▶ **Written task**
Repeat the lines that follow, leaving nothing out.

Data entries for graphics
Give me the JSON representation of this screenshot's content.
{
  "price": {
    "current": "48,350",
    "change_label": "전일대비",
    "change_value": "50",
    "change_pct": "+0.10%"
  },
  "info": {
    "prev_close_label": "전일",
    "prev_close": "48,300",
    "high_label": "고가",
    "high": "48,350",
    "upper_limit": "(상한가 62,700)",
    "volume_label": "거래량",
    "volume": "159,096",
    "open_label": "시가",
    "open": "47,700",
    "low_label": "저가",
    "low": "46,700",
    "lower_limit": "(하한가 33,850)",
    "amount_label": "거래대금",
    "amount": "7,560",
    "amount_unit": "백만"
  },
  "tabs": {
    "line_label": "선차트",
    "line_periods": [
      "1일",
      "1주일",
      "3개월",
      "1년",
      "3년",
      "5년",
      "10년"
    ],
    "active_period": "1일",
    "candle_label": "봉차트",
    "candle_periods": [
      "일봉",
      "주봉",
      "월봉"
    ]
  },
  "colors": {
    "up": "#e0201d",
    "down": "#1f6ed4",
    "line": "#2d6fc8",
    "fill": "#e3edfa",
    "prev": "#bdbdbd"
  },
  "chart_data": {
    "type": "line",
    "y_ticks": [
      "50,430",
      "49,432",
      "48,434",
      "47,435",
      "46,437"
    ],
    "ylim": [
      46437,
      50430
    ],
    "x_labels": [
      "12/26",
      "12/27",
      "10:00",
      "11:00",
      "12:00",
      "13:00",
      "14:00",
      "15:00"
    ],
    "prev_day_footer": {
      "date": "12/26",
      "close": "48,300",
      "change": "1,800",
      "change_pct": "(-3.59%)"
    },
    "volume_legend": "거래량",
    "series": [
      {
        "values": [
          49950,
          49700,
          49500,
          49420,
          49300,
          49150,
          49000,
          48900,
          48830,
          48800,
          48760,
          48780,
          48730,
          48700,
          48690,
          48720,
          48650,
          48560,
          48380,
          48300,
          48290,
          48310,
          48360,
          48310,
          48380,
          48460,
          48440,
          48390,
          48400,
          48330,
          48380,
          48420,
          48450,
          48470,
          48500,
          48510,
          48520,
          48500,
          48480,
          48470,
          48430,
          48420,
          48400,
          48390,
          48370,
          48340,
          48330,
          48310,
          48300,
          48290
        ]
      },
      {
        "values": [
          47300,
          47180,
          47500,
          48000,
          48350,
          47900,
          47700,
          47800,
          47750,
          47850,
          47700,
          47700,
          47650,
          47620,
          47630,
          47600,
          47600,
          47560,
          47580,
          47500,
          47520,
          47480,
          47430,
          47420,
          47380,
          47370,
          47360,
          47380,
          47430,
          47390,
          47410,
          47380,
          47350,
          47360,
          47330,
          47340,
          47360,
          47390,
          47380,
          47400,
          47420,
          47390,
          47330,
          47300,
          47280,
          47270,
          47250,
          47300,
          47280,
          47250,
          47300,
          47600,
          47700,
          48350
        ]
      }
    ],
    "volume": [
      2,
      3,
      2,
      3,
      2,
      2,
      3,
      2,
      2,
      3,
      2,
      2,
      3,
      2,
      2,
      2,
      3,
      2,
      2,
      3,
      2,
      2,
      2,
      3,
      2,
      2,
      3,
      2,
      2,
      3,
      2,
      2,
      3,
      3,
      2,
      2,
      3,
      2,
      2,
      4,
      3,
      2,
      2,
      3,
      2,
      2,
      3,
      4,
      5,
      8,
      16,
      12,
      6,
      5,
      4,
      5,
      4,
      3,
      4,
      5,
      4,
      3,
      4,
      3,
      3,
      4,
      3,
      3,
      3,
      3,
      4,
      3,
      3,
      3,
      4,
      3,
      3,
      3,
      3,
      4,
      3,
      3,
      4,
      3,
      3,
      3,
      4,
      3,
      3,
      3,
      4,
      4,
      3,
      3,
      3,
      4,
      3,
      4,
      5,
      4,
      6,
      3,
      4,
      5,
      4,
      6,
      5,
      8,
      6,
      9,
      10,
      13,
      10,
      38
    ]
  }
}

▶ **Worked solution**
Give me the JSON representation of this screenshot's content.
{
  "price": {
    "current": "48,350",
    "change_label": "전일대비",
    "change_value": "50",
    "change_pct": "+0.10%"
  },
  "info": {
    "prev_close_label": "전일",
    "prev_close": "48,300",
    "high_label": "고가",
    "high": "48,350",
    "upper_limit": "(상한가 62,700)",
    "volume_label": "거래량",
    "volume": "159,096",
    "open_label": "시가",
    "open": "47,700",
    "low_label": "저가",
    "low": "46,700",
    "lower_limit": "(하한가 33,850)",
    "amount_label": "거래대금",
    "amount": "7,560",
    "amount_unit": "백만"
  },
  "tabs": {
    "line_label": "선차트",
    "line_periods": [
      "1일",
      "1주일",
      "3개월",
      "1년",
      "3년",
      "5년",
      "10년"
    ],
    "active_period": "1일",
    "candle_label": "봉차트",
    "candle_periods": [
      "일봉",
      "주봉",
      "월봉"
    ]
  },
  "colors": {
    "up": "#e0201d",
    "down": "#1f6ed4",
    "line": "#2d6fc8",
    "fill": "#e3edfa",
    "prev": "#bdbdbd"
  },
  "chart_data": {
    "type": "line",
    "y_ticks": [
      "50,430",
      "49,432",
      "48,434",
      "47,435",
      "46,437"
    ],
    "ylim": [
      46437,
      50430
    ],
    "x_labels": [
      "12/26",
      "12/27",
      "10:00",
      "11:00",
      "12:00",
      "13:00",
      "14:00",
      "15:00"
    ],
    "prev_day_footer": {
      "date": "12/26",
      "close": "48,300",
      "change": "1,800",
      "change_pct": "(-3.59%)"
    },
    "volume_legend": "거래량",
    "series": [
      {
        "values": [
          49950,
          49700,
          49500,
          49420,
          49300,
          49150,
          49000,
          48900,
          48830,
          48800,
          48760,
          48780,
          48730,
          48700,
          48690,
          48720,
          48650,
          48560,
          48380,
          48300,
          48290,
          48310,
          48360,
          48310,
          48380,
          48460,
          48440,
          48390,
          48400,
          48330,
          48380,
          48420,
          48450,
          48470,
          48500,
          48510,
          48520,
          48500,
          48480,
          48470,
          48430,
          48420,
          48400,
          48390,
          48370,
          48340,
          48330,
          48310,
          48300,
          48290
        ]
      },
      {
        "values": [
          47300,
          47180,
          47500,
          48000,
          48350,
          47900,
          47700,
          47800,
          47750,
          47850,
          47700,
          47700,
          47650,
          47620,
          47630,
          47600,
          47600,
          47560,
          47580,
          47500,
          47520,
          47480,
          47430,
          47420,
          47380,
          47370,
          47360,
          47380,
          47430,
          47390,
          47410,
          47380,
          47350,
          47360,
          47330,
          47340,
          47360,
          47390,
          47380,
          47400,
          47420,
          47390,
          47330,
          47300,
          47280,
          47270,
          47250,
          47300,
          47280,
          47250,
          47300,
          47600,
          47700,
          48350
        ]
      }
    ],
    "volume": [
      2,
      3,
      2,
      3,
      2,
      2,
      3,
      2,
      2,
      3,
      2,
      2,
      3,
      2,
      2,
      2,
      3,
      2,
      2,
      3,
      2,
      2,
      2,
      3,
      2,
      2,
      3,
      2,
      2,
      3,
      2,
      2,
      3,
      3,
      2,
      2,
      3,
      2,
      2,
      4,
      3,
      2,
      2,
      3,
      2,
      2,
      3,
      4,
      5,
      8,
      16,
      12,
      6,
      5,
      4,
      5,
      4,
      3,
      4,
      5,
      4,
      3,
      4,
      3,
      3,
      4,
      3,
      3,
      3,
      3,
      4,
      3,
      3,
      3,
      4,
      3,
      3,
      3,
      3,
      4,
      3,
      3,
      4,
      3,
      3,
      3,
      4,
      3,
      3,
      3,
      4,
      4,
      3,
      3,
      3,
      4,
      3,
      4,
      5,
      4,
      6,
      3,
      4,
      5,
      4,
      6,
      5,
      8,
      6,
      9,
      10,
      13,
      10,
      38
    ]
  }
}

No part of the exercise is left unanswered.